======== Material provided

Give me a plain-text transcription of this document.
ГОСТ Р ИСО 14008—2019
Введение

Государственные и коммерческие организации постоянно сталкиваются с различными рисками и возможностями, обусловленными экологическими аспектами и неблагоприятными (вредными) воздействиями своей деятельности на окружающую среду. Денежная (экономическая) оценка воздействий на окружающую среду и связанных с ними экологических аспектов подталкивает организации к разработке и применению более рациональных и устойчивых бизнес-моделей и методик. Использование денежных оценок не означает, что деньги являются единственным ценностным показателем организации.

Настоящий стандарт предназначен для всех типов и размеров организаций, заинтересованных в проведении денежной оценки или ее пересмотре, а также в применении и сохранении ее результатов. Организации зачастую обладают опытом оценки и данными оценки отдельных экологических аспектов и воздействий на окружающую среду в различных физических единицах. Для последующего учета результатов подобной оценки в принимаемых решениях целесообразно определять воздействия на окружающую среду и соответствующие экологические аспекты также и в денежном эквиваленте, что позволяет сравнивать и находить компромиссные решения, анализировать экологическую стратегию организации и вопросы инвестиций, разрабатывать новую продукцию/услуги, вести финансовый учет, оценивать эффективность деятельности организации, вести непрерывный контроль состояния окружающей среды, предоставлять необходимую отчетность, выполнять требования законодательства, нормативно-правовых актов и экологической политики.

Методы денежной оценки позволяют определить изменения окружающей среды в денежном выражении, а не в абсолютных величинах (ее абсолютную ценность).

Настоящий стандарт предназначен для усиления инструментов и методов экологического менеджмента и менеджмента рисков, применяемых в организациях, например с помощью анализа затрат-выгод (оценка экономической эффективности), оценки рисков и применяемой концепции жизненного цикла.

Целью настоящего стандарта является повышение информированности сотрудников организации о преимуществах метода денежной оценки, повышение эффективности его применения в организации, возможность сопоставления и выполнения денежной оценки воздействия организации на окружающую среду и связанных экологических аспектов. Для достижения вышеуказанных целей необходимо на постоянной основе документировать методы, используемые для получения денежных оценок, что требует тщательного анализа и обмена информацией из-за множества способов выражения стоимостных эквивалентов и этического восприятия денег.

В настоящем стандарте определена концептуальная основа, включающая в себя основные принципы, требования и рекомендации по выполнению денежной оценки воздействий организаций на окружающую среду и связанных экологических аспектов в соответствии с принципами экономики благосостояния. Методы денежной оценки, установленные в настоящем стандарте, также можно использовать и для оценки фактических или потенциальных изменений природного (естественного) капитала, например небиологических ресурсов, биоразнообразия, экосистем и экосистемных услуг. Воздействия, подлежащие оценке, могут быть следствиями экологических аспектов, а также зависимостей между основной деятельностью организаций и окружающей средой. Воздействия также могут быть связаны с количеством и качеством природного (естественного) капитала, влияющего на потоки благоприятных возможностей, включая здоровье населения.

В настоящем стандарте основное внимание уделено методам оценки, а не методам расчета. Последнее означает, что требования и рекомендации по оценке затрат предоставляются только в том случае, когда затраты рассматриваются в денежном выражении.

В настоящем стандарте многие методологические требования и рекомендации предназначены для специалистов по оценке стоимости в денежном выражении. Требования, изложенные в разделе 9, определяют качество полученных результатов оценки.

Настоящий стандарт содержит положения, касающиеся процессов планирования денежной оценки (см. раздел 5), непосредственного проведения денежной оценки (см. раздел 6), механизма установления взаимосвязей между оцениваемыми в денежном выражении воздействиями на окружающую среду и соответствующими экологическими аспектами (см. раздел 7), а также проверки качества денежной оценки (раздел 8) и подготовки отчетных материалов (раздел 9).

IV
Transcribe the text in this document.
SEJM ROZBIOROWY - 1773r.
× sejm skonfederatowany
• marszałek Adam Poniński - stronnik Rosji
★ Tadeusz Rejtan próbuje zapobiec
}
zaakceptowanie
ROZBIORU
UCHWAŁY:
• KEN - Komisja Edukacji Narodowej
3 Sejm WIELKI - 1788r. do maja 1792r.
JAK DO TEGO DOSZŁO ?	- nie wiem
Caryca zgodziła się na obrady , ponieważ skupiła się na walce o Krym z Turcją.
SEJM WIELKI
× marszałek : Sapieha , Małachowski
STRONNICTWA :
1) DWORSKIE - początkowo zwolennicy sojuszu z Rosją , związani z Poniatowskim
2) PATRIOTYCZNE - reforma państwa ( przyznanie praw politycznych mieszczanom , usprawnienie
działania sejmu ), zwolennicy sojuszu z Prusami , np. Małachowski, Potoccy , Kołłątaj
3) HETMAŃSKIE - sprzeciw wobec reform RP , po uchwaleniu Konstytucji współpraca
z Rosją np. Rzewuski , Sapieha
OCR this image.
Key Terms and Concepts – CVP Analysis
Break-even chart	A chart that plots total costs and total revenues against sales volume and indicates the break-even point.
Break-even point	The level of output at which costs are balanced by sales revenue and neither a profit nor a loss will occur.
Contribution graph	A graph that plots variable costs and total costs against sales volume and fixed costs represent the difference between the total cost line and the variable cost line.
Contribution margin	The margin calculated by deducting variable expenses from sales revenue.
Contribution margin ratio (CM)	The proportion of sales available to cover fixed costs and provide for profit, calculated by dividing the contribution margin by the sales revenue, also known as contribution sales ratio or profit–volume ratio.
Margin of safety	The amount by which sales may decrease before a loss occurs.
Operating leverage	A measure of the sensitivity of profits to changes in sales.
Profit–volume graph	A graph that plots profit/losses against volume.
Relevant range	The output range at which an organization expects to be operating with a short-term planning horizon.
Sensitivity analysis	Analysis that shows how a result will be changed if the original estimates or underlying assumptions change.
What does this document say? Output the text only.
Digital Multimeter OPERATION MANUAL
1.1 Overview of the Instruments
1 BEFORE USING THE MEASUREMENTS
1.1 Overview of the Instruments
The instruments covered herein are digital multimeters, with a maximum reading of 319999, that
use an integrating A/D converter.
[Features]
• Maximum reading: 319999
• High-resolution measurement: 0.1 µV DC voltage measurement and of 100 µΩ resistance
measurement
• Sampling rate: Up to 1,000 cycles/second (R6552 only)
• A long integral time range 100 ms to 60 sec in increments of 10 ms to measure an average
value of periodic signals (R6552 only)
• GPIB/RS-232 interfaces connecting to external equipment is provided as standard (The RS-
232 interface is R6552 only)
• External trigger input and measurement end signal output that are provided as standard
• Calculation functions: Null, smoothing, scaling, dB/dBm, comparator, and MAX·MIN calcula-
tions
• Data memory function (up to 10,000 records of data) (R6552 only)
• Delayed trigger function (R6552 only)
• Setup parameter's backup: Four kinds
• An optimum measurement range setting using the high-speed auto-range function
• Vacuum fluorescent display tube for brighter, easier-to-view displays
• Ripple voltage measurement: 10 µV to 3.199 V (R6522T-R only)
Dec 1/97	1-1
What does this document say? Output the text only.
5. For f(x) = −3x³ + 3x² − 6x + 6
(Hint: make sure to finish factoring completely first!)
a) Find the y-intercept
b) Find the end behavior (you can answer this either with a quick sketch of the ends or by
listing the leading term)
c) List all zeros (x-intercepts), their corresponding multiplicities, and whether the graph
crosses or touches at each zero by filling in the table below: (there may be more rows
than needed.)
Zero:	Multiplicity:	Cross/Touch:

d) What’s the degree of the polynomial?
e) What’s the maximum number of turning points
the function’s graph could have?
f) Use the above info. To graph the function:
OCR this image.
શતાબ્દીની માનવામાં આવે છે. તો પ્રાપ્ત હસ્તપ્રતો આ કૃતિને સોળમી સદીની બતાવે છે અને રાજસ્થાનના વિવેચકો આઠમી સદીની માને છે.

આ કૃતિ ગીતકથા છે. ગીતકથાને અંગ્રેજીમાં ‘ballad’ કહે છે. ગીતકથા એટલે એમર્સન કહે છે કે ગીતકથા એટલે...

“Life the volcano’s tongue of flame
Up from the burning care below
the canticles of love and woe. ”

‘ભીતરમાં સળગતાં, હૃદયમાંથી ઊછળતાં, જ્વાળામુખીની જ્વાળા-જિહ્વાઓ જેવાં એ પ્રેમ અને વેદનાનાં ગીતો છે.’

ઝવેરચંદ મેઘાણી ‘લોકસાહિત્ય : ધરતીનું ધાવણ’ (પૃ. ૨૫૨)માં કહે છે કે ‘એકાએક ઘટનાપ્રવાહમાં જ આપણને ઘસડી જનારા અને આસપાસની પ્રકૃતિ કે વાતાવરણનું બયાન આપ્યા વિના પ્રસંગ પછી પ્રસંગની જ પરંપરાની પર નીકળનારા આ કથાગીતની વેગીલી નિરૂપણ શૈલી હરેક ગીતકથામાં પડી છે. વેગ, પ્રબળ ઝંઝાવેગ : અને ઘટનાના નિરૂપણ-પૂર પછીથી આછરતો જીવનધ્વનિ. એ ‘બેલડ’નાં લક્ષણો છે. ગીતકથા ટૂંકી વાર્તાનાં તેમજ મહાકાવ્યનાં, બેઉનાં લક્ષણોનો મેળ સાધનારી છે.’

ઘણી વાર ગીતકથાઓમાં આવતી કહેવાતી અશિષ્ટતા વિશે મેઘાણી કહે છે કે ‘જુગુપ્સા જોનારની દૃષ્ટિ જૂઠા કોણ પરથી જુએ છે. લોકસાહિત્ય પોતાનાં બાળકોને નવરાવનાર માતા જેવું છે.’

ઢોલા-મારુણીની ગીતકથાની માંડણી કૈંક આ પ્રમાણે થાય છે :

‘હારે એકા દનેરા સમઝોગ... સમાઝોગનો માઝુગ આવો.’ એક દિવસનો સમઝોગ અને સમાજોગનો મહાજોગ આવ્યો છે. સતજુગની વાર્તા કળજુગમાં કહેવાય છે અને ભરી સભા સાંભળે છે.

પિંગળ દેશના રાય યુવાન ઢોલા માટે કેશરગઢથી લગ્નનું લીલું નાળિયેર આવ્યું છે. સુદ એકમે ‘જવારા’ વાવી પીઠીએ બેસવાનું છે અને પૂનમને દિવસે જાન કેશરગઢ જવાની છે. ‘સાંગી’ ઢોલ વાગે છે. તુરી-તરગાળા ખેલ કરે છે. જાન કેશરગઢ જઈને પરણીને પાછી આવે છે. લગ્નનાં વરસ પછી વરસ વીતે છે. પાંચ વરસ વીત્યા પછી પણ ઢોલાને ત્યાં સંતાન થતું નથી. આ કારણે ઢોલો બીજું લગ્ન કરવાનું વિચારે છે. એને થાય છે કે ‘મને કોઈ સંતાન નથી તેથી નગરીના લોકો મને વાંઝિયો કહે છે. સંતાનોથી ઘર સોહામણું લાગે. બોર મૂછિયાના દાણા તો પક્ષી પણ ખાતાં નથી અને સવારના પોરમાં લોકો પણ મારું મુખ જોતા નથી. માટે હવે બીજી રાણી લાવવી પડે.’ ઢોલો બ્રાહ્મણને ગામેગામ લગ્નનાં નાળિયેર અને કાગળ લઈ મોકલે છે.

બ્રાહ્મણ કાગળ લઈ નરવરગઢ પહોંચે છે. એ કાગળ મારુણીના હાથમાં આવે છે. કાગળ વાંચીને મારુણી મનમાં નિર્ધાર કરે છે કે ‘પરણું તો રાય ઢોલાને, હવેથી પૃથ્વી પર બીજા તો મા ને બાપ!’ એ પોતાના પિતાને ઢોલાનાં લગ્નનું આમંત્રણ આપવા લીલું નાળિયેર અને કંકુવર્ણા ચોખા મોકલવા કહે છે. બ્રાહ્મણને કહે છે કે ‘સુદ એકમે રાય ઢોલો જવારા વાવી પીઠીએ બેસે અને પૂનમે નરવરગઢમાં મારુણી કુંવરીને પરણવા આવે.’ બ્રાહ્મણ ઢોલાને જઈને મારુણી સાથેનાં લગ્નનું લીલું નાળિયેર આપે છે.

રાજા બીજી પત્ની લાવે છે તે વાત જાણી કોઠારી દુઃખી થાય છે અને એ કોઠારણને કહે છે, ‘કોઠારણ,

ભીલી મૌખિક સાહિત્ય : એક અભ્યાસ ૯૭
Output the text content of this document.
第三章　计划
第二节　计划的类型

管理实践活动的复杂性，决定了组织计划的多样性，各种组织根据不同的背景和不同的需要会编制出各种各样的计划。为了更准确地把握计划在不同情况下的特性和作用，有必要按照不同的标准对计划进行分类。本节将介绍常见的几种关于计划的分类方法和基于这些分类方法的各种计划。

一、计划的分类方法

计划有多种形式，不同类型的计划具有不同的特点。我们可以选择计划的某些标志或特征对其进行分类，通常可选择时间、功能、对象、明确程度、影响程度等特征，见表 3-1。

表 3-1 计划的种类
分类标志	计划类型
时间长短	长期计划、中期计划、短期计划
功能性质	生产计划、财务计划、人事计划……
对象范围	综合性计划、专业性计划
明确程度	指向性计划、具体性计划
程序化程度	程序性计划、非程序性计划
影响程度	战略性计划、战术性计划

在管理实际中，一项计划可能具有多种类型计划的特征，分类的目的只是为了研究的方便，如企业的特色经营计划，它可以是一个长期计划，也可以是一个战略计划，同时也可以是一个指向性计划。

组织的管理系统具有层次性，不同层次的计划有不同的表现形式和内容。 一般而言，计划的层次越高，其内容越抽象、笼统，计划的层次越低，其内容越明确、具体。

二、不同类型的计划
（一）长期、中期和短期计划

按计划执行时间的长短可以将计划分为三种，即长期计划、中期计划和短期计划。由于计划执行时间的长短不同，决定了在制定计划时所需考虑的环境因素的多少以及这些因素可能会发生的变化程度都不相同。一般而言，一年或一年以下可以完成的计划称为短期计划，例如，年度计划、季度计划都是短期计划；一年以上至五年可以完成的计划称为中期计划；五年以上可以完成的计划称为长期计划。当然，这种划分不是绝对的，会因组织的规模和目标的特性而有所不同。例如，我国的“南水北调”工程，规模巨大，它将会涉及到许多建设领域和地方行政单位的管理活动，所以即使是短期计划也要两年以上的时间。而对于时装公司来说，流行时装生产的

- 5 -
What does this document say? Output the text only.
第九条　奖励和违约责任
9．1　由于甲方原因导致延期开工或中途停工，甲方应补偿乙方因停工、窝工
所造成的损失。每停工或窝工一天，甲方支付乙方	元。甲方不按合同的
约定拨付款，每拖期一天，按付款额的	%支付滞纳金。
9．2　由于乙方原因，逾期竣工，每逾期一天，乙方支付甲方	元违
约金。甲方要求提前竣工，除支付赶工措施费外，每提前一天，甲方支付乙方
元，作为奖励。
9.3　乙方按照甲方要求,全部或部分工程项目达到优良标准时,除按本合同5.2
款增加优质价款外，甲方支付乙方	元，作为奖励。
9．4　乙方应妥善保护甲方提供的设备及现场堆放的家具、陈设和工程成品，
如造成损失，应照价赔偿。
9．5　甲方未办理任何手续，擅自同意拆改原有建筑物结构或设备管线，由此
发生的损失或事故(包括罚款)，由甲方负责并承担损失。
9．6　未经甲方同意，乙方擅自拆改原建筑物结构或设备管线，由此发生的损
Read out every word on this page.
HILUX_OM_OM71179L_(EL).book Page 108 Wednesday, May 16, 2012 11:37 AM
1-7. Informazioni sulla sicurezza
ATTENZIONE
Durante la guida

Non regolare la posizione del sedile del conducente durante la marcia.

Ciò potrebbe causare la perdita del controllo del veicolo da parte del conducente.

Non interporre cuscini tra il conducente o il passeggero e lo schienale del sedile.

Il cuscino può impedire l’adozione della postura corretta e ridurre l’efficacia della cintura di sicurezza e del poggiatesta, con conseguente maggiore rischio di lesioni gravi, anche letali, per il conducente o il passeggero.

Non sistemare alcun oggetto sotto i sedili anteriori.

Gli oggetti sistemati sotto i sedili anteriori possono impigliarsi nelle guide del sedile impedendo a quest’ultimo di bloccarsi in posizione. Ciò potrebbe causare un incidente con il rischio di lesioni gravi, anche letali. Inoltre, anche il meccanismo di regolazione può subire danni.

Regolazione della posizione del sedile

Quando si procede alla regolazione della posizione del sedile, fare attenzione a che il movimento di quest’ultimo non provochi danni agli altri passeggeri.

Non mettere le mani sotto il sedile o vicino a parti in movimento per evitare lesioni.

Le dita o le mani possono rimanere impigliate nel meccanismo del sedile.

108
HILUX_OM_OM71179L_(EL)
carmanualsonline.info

================

▸ Written instruction: Determine how many lines of the data contain "causare" and give nothing but that number.

▸ Correct answer: 2